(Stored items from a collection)
———

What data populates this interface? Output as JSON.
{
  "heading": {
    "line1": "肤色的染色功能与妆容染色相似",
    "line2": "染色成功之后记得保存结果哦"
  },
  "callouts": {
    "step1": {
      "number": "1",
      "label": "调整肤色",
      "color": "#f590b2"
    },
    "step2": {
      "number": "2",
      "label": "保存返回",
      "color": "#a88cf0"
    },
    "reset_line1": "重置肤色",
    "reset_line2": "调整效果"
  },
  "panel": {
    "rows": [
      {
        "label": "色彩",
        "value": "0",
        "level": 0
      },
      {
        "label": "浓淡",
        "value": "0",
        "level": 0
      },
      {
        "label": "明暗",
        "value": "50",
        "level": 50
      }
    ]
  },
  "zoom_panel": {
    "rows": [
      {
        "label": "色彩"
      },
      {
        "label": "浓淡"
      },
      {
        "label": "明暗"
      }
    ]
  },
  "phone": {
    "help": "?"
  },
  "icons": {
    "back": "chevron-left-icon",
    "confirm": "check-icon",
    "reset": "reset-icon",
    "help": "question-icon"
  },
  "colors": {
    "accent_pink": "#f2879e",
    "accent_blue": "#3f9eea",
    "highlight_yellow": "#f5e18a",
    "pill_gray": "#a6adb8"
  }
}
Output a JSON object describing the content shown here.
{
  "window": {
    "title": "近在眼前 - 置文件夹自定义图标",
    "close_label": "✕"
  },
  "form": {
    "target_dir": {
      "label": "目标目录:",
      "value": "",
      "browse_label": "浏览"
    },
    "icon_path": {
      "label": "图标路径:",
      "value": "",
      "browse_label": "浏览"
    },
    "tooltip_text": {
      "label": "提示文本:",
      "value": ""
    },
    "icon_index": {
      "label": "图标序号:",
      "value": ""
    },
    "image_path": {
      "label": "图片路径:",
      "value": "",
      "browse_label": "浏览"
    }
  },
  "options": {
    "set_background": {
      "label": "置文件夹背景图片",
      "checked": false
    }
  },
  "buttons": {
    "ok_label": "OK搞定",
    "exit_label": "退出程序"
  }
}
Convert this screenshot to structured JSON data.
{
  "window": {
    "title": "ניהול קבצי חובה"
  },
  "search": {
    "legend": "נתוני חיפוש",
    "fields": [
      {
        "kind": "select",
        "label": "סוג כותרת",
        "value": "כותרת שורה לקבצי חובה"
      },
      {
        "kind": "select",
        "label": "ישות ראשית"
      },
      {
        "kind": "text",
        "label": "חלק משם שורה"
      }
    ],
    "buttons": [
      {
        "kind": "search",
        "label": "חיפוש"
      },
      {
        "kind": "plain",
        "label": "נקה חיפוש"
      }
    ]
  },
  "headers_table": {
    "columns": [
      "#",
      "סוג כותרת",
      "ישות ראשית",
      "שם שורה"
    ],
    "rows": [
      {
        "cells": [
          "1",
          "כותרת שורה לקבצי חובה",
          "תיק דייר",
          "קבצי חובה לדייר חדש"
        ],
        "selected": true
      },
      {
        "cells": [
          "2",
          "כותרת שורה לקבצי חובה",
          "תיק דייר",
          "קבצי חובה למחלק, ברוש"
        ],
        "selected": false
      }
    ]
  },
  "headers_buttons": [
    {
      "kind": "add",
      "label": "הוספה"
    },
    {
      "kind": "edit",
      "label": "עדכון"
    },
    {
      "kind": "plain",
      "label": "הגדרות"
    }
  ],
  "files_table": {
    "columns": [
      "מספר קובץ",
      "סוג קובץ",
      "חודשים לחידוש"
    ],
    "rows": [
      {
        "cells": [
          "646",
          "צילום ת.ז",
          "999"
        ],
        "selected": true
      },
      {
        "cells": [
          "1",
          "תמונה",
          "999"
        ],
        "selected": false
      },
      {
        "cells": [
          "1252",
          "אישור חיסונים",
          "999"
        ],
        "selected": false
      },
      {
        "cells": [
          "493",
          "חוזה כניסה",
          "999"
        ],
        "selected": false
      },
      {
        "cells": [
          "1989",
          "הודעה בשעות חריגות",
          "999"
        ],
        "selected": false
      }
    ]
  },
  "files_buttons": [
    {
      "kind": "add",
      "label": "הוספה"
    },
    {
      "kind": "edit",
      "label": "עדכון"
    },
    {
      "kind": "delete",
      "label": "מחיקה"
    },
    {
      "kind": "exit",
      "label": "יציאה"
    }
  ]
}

———

[SHORT PROBLEM]:
Return all of the above records exactly, leaving no line out.

[RESULT]:
What data populates this interface? Output as JSON.
{
  "heading": {
    "line1": "肤色的染色功能与妆容染色相似",
    "line2": "染色成功之后记得保存结果哦"
  },
  "callouts": {
    "step1": {
      "number": "1",
      "label": "调整肤色",
      "color": "#f590b2"
    },
    "step2": {
      "number": "2",
      "label": "保存返回",
      "color": "#a88cf0"
    },
    "reset_line1": "重置肤色",
    "reset_line2": "调整效果"
  },
  "panel": {
    "rows": [
      {
        "label": "色彩",
        "value": "0",
        "level": 0
      },
      {
        "label": "浓淡",
        "value": "0",
        "level": 0
      },
      {
        "label": "明暗",
        "value": "50",
        "level": 50
      }
    ]
  },
  "zoom_panel": {
    "rows": [
      {
        "label": "色彩"
      },
      {
        "label": "浓淡"
      },
      {
        "label": "明暗"
      }
    ]
  },
  "phone": {
    "help": "?"
  },
  "icons": {
    "back": "chevron-left-icon",
    "confirm": "check-icon",
    "reset": "reset-icon",
    "help": "question-icon"
  },
  "colors": {
    "accent_pink": "#f2879e",
    "accent_blue": "#3f9eea",
    "highlight_yellow": "#f5e18a",
    "pill_gray": "#a6adb8"
  }
}
Output a JSON object describing the content shown here.
{
  "window": {
    "title": "近在眼前 - 置文件夹自定义图标",
    "close_label": "✕"
  },
  "form": {
    "target_dir": {
      "label": "目标目录:",
      "value": "",
      "browse_label": "浏览"
    },
    "icon_path": {
      "label": "图标路径:",
      "value": "",
      "browse_label": "浏览"
    },
    "tooltip_text": {
      "label": "提示文本:",
      "value": ""
    },
    "icon_index": {
      "label": "图标序号:",
      "value": ""
    },
    "image_path": {
      "label": "图片路径:",
      "value": "",
      "browse_label": "浏览"
    }
  },
  "options": {
    "set_background": {
      "label": "置文件夹背景图片",
      "checked": false
    }
  },
  "buttons": {
    "ok_label": "OK搞定",
    "exit_label": "退出程序"
  }
}
Convert this screenshot to structured JSON data.
{
  "window": {
    "title": "ניהול קבצי חובה"
  },
  "search": {
    "legend": "נתוני חיפוש",
    "fields": [
      {
        "kind": "select",
        "label": "סוג כותרת",
        "value": "כותרת שורה לקבצי חובה"
      },
      {
        "kind": "select",
        "label": "ישות ראשית"
      },
      {
        "kind": "text",
        "label": "חלק משם שורה"
      }
    ],
    "buttons": [
      {
        "kind": "search",
        "label": "חיפוש"
      },
      {
        "kind": "plain",
        "label": "נקה חיפוש"
      }
    ]
  },
  "headers_table": {
    "columns": [
      "#",
      "סוג כותרת",
      "ישות ראשית",
      "שם שורה"
    ],
    "rows": [
      {
        "cells": [
          "1",
          "כותרת שורה לקבצי חובה",
          "תיק דייר",
          "קבצי חובה לדייר חדש"
        ],
        "selected": true
      },
      {
        "cells": [
          "2",
          "כותרת שורה לקבצי חובה",
          "תיק דייר",
          "קבצי חובה למחלק, ברוש"
        ],
        "selected": false
      }
    ]
  },
  "headers_buttons": [
    {
      "kind": "add",
      "label": "הוספה"
    },
    {
      "kind": "edit",
      "label": "עדכון"
    },
    {
      "kind": "plain",
      "label": "הגדרות"
    }
  ],
  "files_table": {
    "columns": [
      "מספר קובץ",
      "סוג קובץ",
      "חודשים לחידוש"
    ],
    "rows": [
      {
        "cells": [
          "646",
          "צילום ת.ז",
          "999"
        ],
        "selected": true
      },
      {
        "cells": [
          "1",
          "תמונה",
          "999"
        ],
        "selected": false
      },
      {
        "cells": [
          "1252",
          "אישור חיסונים",
          "999"
        ],
        "selected": false
      },
      {
        "cells": [
          "493",
          "חוזה כניסה",
          "999"
        ],
        "selected": false
      },
      {
        "cells": [
          "1989",
          "הודעה בשעות חריגות",
          "999"
        ],
        "selected": false
      }
    ]
  },
  "files_buttons": [
    {
      "kind": "add",
      "label": "הוספה"
    },
    {
      "kind": "edit",
      "label": "עדכון"
    },
    {
      "kind": "delete",
      "label": "מחיקה"
    },
    {
      "kind": "exit",
      "label": "יציאה"
    }
  ]
}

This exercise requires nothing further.